### Written problem
Write out every entry, unchanged. Skip any picture.

(Figure dataset records)
• • •
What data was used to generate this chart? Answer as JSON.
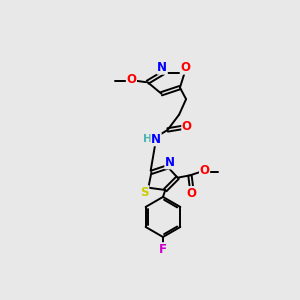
{
  "bg_color": "#e8e8e8",
  "atom_colors": {
    "N": "#0000ff",
    "O": "#ff0000",
    "S": "#cccc00",
    "F": "#cc00cc",
    "H": "#4db3b3",
    "C": "#000000"
  }
}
• • •
### Task solution
What data was used to generate this chart? Answer as JSON.
{
  "bg_color": "#e8e8e8",
  "atom_colors": {
    "N": "#0000ff",
    "O": "#ff0000",
    "S": "#cccc00",
    "F": "#cc00cc",
    "H": "#4db3b3",
    "C": "#000000"
  }
}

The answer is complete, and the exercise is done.